-- begin DATA LINES --
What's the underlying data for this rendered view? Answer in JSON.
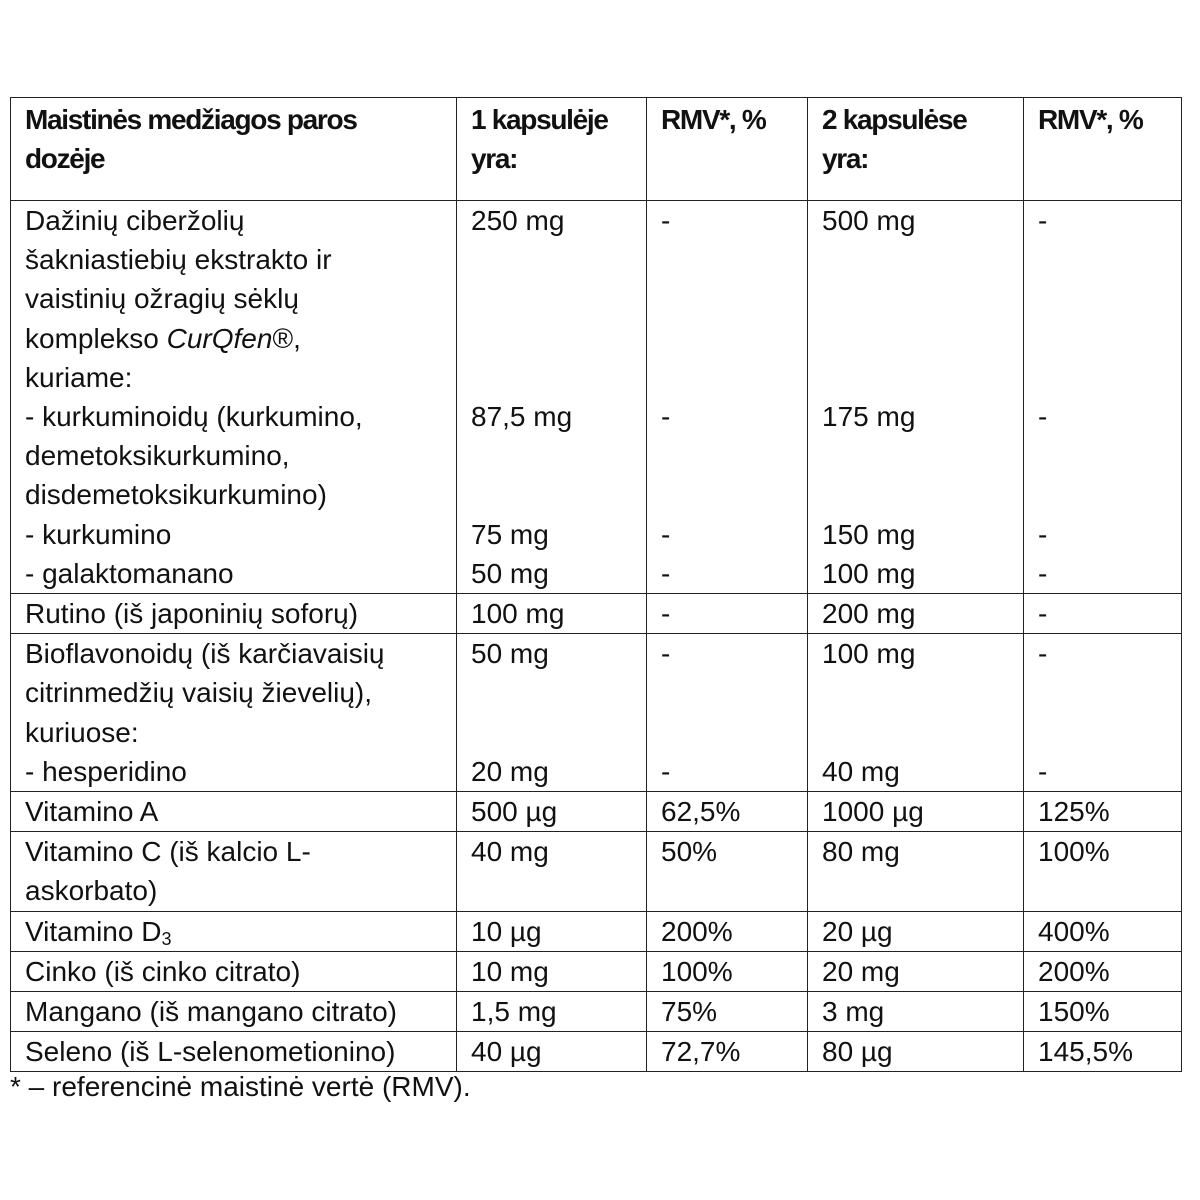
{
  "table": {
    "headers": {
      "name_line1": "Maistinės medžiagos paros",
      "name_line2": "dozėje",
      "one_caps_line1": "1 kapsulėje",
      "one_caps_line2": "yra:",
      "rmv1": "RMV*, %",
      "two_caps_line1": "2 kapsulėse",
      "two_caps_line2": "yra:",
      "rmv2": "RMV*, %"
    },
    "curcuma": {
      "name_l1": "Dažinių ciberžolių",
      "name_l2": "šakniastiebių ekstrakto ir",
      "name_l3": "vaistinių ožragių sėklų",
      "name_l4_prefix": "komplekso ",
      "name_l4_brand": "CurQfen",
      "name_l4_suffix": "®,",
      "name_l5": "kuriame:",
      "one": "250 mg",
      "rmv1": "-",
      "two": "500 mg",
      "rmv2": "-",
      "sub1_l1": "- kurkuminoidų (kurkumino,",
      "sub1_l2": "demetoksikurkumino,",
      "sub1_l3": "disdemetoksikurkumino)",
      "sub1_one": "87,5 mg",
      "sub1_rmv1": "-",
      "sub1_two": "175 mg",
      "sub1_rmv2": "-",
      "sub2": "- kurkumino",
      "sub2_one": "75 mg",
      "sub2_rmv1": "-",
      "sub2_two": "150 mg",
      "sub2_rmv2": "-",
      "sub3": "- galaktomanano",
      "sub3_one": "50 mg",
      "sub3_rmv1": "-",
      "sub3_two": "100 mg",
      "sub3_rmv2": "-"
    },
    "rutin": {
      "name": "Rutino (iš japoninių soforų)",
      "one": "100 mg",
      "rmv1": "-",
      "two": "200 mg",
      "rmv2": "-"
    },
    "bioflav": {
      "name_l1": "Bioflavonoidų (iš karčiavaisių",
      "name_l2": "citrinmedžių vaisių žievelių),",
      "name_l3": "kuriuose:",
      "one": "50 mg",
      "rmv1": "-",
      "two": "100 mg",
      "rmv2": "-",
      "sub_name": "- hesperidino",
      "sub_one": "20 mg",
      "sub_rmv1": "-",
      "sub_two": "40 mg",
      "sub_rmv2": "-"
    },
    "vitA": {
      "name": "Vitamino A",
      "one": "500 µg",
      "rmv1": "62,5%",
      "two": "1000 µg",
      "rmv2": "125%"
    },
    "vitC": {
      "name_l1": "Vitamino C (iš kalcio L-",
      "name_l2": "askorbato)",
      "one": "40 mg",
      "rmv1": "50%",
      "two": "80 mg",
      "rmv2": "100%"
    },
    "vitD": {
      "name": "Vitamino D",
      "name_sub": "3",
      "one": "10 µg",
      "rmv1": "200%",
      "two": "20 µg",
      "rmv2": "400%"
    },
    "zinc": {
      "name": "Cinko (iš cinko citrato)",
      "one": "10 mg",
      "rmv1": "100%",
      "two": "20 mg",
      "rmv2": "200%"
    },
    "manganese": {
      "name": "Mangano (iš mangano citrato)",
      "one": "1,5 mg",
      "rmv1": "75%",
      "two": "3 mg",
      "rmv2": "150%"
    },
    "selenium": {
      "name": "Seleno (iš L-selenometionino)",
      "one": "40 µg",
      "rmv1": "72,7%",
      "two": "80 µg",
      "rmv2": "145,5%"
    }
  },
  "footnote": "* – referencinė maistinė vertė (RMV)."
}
-- end DATA LINES --
-- begin DATA LINES --
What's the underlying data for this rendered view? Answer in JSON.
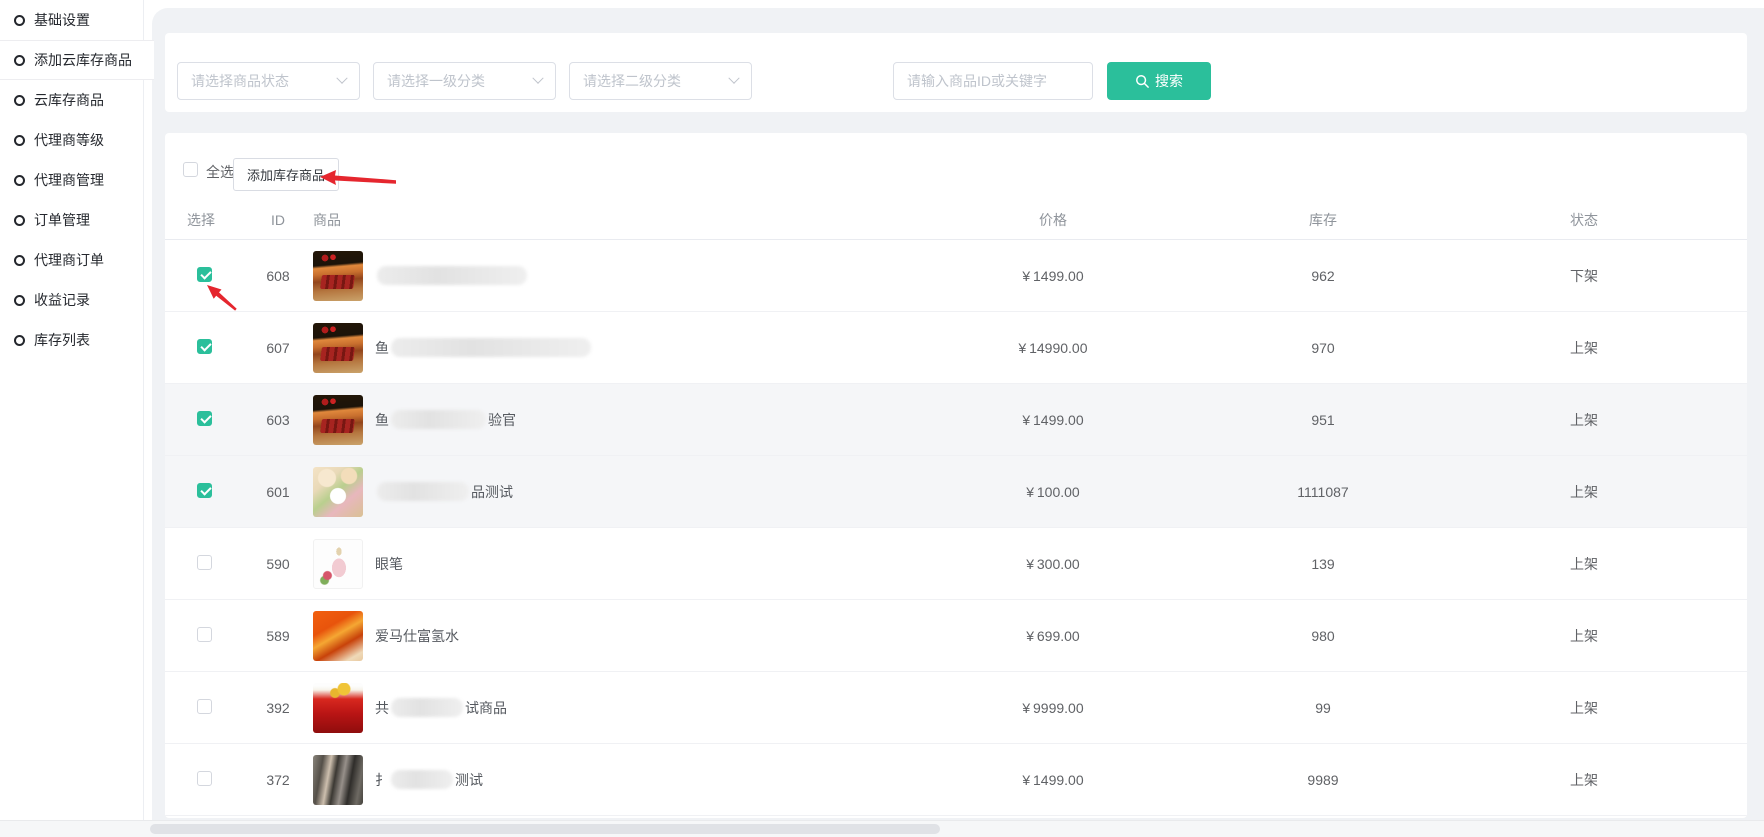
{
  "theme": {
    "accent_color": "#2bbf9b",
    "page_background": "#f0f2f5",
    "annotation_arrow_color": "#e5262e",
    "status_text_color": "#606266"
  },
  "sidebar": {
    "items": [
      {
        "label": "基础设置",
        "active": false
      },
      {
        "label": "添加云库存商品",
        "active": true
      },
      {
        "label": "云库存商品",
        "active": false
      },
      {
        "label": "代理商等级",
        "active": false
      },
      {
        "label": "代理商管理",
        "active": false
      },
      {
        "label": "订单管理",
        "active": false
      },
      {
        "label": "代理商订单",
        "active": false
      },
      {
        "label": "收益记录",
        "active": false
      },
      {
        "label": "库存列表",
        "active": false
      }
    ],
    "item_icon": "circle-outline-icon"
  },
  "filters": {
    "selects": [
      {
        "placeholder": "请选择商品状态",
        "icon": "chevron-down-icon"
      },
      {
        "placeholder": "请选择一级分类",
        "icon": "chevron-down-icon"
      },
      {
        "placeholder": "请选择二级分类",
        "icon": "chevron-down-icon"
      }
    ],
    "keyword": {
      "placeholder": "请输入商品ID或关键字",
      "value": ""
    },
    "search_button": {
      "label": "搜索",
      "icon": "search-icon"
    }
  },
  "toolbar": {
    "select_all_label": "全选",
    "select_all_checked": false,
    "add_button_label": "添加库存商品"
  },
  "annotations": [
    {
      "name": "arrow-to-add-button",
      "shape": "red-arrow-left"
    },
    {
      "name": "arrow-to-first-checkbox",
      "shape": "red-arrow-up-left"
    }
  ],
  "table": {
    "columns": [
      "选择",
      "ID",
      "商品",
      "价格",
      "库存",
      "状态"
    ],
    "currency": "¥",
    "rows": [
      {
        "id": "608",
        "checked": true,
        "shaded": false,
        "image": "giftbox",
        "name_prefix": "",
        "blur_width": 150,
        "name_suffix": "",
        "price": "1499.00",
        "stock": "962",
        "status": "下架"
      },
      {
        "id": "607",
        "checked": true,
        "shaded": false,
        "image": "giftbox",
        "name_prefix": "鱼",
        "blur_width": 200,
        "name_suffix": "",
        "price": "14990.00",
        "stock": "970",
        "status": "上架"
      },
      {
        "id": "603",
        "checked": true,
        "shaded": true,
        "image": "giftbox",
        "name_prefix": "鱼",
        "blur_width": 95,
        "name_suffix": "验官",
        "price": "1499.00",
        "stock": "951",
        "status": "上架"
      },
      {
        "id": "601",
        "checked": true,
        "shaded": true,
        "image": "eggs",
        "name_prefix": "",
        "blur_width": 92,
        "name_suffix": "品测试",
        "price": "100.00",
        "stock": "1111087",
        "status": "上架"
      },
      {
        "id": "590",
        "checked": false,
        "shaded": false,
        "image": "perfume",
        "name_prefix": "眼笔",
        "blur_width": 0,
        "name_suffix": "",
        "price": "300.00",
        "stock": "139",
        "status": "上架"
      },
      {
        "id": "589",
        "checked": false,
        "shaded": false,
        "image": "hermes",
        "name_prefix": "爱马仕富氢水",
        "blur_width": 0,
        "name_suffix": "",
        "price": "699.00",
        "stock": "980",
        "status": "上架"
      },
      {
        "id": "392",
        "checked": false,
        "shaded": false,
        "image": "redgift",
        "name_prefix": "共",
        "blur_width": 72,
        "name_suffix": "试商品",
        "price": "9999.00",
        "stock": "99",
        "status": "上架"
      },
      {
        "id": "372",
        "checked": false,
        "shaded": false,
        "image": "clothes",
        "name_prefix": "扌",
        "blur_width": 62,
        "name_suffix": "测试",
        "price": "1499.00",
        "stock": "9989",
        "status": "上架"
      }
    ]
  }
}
-- end DATA LINES --
WORK TO BE COMPLETED: Search the data above for lines holding "Vitamino" and copy each of them.

FINAL RESULT:
      "name": "Vitamino A",
      "name_l1": "Vitamino C (iš kalcio L-",
      "name": "Vitamino D",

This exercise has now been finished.